>> BEGIN

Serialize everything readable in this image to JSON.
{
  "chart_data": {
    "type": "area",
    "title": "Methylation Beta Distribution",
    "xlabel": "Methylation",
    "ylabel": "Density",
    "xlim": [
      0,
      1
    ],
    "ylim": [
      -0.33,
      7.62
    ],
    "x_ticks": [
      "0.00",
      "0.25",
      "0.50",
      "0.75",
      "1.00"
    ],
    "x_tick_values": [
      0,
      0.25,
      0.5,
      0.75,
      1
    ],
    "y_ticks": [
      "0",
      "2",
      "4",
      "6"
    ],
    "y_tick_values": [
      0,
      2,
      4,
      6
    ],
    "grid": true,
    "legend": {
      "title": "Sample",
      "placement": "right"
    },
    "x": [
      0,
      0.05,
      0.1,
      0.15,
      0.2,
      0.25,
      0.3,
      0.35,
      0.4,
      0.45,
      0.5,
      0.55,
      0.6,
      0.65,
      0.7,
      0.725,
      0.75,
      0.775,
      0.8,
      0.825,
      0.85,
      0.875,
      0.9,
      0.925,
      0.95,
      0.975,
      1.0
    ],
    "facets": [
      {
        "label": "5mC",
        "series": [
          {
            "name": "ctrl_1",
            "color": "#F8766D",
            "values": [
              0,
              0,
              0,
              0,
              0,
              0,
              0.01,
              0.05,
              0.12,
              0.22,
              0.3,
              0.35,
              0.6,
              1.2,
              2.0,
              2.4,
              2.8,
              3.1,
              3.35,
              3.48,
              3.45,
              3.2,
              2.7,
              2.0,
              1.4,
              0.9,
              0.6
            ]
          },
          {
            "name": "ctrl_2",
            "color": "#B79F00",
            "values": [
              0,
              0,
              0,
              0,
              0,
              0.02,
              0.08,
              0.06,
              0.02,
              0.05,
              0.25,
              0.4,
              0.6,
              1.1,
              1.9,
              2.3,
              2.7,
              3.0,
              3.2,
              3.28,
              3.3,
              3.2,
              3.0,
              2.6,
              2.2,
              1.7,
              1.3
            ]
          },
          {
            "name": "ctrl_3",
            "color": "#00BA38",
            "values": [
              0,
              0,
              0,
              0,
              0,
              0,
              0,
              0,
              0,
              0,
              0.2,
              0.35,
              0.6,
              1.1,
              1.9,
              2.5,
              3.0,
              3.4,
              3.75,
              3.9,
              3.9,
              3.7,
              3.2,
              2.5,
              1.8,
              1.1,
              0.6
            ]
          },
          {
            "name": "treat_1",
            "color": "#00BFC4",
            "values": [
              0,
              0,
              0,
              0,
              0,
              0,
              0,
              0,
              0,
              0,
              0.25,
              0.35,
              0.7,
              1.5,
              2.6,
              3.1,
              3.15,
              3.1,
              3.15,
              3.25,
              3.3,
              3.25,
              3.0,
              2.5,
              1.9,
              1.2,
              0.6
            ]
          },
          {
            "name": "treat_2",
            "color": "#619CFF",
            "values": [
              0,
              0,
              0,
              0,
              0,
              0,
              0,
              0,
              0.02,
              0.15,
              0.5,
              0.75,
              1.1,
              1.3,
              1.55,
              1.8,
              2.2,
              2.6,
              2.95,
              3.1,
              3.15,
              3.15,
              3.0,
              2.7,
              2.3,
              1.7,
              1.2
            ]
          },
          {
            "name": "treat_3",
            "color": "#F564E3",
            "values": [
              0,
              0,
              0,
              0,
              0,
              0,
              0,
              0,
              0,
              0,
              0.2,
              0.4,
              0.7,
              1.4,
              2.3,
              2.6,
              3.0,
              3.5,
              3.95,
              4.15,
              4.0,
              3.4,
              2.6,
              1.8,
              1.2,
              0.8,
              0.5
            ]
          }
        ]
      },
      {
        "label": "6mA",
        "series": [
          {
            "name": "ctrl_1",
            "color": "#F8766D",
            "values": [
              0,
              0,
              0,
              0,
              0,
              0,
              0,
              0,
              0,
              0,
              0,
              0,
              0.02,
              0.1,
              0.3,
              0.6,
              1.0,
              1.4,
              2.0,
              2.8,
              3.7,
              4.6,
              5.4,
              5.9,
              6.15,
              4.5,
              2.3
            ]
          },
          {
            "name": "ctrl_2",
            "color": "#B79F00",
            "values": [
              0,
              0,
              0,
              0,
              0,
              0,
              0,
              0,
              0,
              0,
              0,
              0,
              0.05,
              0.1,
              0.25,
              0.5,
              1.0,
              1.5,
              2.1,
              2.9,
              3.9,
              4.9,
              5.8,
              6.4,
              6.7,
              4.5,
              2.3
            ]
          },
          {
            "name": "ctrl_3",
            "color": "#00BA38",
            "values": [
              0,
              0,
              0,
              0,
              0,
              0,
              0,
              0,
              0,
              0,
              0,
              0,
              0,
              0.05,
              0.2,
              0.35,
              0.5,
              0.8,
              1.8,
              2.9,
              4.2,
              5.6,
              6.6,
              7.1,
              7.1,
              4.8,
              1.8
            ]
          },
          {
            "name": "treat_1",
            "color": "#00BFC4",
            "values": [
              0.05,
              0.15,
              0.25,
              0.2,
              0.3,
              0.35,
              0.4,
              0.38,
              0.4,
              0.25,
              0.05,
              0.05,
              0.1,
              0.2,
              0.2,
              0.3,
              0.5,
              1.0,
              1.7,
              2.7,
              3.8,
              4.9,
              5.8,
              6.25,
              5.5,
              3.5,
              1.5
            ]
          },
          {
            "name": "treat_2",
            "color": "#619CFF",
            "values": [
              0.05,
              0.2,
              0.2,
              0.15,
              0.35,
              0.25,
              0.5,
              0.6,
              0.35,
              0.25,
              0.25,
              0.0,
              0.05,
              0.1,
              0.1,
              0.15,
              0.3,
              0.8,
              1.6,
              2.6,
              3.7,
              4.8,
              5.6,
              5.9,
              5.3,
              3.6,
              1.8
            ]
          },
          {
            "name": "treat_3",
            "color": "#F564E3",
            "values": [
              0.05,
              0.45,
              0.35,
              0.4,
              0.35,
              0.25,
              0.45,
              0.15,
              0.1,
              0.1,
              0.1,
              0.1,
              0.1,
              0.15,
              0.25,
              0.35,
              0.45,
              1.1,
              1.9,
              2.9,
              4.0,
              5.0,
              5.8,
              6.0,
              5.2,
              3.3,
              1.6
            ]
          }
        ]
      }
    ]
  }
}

>> END

**Task prompt**
Gather every line from the listing above in which the word "title" appears.

**Written solution**
    "title": "Methylation Beta Distribution",
      "title": "Sample",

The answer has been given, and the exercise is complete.